Short problem:
Where a line contains the word "name", copy that line.

Data supplied:
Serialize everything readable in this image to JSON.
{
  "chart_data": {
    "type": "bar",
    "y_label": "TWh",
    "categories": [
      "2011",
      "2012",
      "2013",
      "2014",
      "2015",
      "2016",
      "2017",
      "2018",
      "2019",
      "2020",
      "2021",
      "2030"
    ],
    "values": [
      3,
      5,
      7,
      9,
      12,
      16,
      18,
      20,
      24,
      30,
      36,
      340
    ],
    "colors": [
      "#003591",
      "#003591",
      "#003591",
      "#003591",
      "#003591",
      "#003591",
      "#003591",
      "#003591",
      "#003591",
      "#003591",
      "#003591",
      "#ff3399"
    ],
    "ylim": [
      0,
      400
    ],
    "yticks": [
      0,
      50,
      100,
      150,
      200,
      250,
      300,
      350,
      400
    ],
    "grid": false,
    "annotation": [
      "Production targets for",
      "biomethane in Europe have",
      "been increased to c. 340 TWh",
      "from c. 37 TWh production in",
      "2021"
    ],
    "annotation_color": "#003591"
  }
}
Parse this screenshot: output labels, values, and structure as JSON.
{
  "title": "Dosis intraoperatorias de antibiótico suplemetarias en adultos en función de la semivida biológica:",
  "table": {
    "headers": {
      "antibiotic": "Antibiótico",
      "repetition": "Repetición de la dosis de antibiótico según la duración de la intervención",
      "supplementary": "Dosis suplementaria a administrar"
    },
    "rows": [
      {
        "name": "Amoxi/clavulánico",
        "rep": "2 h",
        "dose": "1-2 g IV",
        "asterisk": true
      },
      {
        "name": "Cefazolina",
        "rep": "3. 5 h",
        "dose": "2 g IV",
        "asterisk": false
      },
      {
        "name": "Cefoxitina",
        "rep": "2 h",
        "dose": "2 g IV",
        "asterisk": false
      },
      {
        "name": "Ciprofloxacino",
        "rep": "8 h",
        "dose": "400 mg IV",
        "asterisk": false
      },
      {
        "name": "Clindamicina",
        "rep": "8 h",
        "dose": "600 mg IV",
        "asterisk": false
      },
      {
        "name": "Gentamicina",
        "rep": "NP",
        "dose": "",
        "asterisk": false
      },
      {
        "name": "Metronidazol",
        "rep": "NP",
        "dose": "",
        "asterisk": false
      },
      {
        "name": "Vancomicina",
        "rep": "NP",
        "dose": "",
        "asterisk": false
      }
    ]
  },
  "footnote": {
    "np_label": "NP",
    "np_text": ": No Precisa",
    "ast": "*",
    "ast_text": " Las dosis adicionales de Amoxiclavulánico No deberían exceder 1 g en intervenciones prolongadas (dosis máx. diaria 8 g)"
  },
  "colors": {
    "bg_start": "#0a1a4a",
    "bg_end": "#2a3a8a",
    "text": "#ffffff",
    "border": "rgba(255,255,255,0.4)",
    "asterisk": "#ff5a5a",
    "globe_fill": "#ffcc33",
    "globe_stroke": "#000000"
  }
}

The completed task:
        "name": "Amoxi/clavulánico",
        "name": "Cefazolina",
        "name": "Cefoxitina",
        "name": "Ciprofloxacino",
        "name": "Clindamicina",
        "name": "Gentamicina",
        "name": "Metronidazol",
        "name": "Vancomicina",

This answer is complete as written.